Given problem —
Go through the listing below and list every line with "loss".

==== Exercise materials ====

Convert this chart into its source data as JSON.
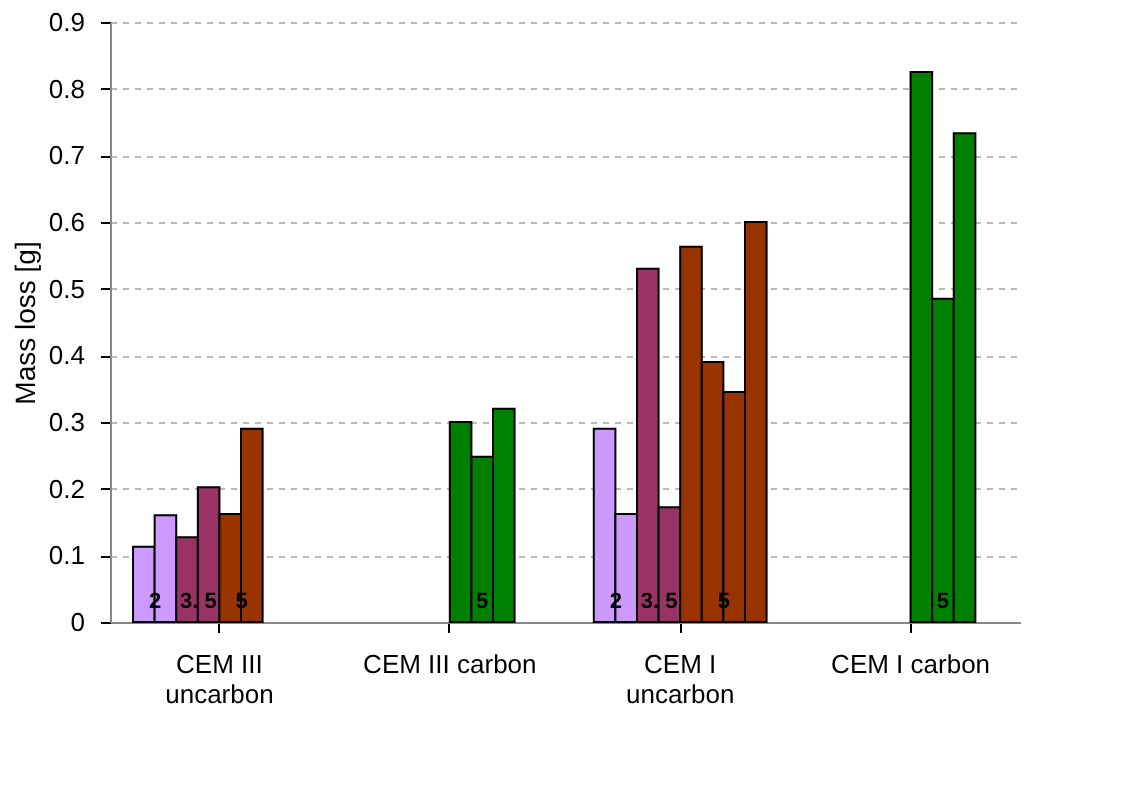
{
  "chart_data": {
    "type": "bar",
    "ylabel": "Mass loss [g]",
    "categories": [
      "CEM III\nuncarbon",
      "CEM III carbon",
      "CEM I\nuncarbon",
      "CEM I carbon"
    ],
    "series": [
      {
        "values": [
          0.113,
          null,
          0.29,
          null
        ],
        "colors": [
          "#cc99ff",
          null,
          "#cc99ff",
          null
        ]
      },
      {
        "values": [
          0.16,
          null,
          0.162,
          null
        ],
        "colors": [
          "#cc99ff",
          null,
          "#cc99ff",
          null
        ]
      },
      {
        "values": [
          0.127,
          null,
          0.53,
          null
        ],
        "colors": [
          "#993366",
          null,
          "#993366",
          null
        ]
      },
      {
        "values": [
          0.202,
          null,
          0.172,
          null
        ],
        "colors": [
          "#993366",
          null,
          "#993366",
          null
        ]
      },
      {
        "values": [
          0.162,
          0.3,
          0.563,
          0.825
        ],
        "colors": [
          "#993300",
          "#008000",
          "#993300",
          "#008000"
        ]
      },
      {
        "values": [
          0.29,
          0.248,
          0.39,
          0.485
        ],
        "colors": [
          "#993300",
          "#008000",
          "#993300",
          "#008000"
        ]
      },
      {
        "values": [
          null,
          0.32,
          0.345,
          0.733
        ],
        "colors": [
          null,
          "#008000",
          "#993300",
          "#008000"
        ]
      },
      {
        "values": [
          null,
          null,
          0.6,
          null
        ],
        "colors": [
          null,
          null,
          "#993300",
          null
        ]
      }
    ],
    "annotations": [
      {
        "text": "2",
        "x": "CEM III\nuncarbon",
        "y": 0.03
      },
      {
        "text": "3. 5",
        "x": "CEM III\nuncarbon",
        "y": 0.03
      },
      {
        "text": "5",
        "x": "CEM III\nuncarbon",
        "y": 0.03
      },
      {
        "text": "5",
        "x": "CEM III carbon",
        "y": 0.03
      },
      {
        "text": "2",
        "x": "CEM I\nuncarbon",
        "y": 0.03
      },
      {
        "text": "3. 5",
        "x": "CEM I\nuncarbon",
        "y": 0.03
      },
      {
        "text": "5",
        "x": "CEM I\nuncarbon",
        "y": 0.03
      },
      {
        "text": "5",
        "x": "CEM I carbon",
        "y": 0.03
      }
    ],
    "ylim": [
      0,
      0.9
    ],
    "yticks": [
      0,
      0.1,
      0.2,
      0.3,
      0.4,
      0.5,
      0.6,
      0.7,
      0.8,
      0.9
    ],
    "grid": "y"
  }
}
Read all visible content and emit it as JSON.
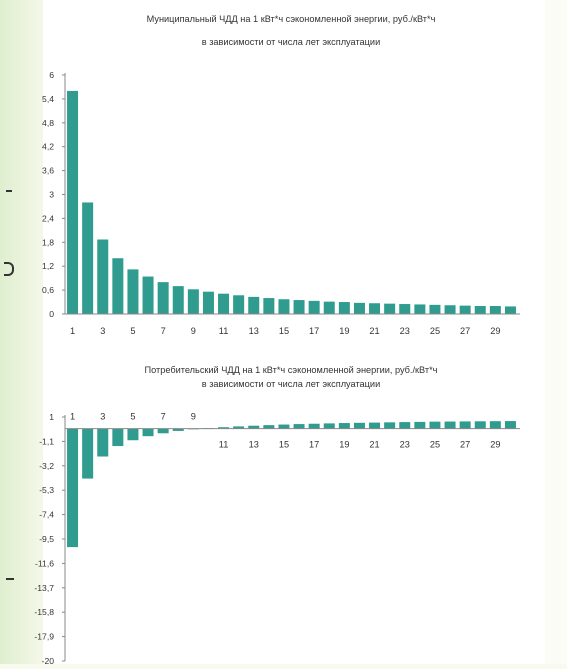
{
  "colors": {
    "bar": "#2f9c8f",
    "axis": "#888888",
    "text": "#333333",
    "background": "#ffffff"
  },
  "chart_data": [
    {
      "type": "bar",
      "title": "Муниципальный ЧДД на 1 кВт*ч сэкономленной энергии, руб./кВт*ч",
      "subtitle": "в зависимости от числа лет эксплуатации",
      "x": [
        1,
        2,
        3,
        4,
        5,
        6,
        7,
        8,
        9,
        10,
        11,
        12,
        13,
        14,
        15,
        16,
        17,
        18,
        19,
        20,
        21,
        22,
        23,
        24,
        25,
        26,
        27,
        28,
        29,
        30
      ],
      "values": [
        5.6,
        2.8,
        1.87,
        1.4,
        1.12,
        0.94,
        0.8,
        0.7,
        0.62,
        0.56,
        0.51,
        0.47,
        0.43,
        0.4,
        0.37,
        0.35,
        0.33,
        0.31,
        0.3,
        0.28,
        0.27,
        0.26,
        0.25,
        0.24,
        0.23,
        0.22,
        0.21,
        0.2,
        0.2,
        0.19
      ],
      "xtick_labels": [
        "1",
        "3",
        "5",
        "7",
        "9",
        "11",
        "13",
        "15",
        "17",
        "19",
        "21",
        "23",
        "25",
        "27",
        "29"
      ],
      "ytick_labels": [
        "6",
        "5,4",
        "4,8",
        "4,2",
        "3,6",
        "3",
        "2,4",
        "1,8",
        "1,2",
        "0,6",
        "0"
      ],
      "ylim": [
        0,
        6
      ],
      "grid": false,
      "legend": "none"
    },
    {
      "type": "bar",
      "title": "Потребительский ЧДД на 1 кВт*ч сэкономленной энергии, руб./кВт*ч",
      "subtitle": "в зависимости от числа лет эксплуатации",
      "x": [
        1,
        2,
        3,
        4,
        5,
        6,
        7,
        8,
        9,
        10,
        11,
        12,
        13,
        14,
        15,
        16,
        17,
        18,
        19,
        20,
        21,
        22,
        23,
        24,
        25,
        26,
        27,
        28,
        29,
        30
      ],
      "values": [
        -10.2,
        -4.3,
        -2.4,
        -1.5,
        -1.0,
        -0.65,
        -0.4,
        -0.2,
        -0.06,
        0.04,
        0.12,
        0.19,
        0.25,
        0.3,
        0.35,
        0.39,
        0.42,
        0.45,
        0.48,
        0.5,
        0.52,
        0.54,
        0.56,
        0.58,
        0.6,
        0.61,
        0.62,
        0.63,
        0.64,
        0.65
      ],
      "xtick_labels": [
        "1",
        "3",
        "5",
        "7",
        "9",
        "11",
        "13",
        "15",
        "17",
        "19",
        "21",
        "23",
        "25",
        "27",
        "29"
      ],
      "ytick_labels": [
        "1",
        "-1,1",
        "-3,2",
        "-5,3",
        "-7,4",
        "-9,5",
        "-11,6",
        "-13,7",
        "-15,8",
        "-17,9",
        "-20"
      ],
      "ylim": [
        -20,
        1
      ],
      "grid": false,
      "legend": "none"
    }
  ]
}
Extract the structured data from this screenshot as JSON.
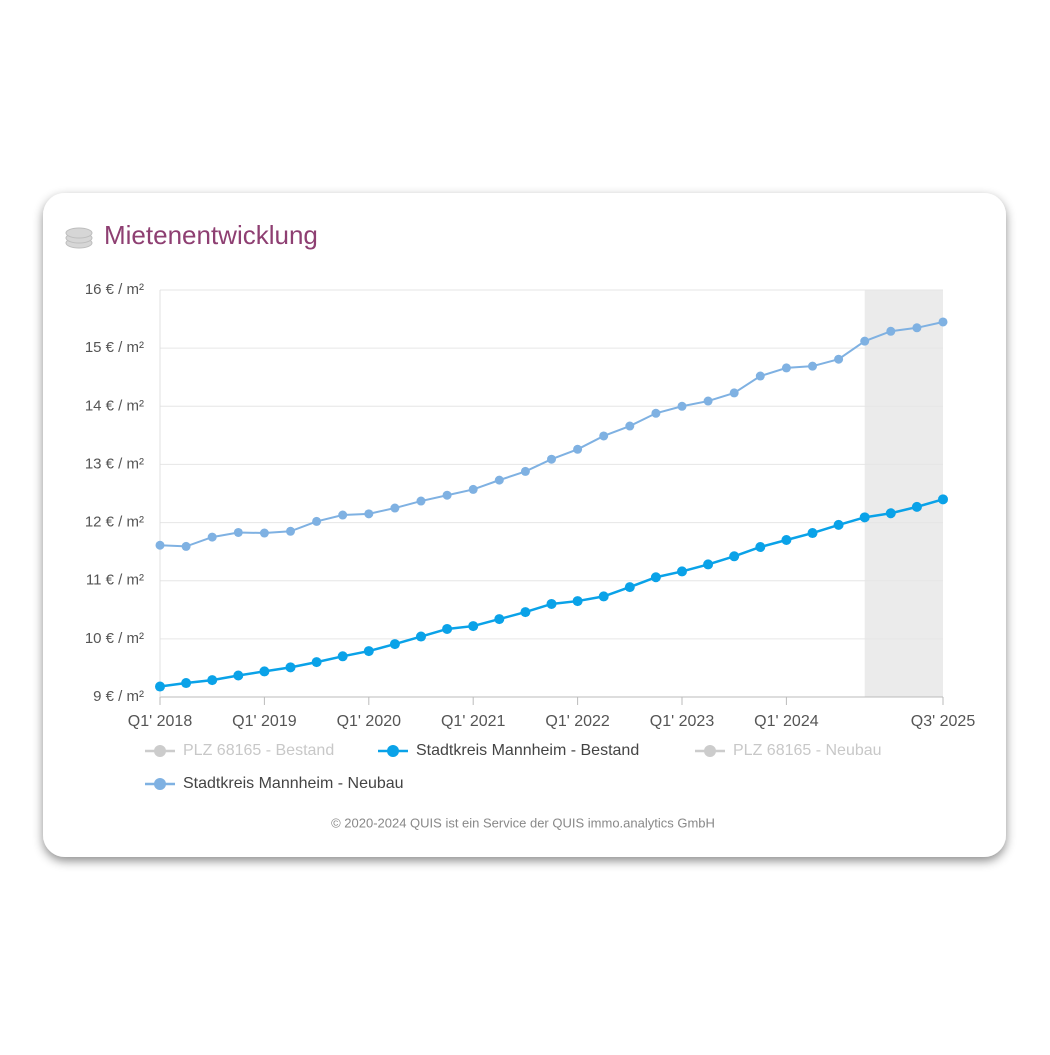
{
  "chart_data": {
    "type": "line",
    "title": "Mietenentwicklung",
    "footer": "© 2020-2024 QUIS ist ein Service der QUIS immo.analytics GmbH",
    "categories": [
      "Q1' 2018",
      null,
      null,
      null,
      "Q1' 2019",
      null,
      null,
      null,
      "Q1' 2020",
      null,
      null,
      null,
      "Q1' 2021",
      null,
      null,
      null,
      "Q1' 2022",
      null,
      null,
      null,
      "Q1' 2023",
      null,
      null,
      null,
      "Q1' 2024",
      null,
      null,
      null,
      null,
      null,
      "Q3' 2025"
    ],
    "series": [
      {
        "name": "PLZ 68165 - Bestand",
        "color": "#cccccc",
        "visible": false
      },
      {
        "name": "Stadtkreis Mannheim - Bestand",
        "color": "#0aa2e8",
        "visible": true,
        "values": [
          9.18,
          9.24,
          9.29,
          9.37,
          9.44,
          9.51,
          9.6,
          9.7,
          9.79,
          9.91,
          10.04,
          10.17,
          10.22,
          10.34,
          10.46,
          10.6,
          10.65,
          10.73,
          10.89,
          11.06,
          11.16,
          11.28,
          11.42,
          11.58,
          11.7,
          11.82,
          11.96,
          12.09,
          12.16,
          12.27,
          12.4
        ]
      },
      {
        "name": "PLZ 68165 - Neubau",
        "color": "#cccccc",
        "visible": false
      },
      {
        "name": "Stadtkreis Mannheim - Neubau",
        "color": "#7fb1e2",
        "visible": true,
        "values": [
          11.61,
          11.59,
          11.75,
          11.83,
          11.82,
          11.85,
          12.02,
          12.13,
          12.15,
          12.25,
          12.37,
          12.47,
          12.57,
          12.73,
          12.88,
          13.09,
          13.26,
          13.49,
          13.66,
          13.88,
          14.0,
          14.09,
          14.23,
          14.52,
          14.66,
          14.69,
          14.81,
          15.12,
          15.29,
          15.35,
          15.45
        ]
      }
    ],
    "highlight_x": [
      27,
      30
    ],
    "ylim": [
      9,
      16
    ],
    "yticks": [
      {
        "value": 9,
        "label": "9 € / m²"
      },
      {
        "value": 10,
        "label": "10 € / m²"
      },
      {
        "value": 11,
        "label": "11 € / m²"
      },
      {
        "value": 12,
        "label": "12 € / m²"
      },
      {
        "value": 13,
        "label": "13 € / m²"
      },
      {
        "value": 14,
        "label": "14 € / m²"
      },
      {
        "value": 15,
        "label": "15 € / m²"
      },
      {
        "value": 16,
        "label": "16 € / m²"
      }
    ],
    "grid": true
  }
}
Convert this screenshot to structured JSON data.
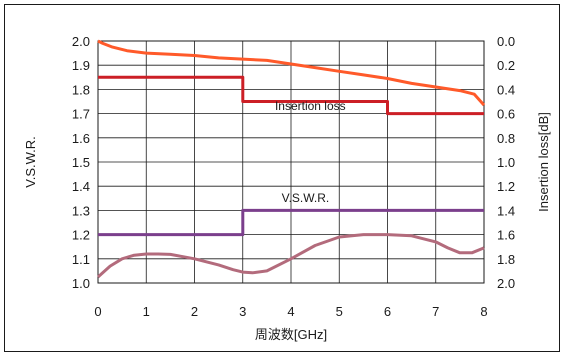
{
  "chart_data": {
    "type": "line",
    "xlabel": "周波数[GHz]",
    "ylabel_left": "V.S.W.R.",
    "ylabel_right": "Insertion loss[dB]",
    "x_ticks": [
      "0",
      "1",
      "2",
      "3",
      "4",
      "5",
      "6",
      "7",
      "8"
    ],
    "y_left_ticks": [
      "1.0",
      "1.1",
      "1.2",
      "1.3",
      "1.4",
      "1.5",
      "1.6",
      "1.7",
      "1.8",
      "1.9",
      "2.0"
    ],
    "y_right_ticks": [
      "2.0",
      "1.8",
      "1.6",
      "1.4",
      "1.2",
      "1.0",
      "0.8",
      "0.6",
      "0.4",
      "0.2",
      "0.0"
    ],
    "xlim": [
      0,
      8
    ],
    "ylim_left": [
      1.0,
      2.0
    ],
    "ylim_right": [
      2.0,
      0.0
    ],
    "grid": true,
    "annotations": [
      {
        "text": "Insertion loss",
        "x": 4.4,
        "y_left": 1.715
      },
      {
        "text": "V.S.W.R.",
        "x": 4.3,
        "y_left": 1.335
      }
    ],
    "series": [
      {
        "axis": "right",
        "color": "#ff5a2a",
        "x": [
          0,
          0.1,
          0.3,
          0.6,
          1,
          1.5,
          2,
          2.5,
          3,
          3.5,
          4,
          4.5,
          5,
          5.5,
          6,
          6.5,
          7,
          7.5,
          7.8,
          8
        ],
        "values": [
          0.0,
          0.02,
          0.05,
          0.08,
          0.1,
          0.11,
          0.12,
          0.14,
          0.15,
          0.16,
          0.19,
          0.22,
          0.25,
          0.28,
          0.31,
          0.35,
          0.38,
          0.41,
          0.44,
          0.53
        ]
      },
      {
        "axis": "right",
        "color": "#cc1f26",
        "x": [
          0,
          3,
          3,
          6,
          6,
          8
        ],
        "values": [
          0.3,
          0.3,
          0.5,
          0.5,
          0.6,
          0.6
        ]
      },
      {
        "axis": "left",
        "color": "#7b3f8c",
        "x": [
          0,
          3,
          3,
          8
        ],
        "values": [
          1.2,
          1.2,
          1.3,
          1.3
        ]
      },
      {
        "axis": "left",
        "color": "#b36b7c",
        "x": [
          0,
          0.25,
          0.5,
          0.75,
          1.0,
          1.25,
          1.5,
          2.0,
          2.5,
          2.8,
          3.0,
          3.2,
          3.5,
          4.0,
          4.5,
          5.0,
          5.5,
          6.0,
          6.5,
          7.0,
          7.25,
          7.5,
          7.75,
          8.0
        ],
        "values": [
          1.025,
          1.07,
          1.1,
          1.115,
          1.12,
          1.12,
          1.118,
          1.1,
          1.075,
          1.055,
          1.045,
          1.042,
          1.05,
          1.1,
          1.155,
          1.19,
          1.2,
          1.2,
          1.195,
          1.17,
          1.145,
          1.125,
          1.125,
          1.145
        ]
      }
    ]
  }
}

====

Output below —
    "ylabel": "Mass loss [g]",
    "ylabel_right": "Insertion loss[dB]",
        "text": "Insertion loss",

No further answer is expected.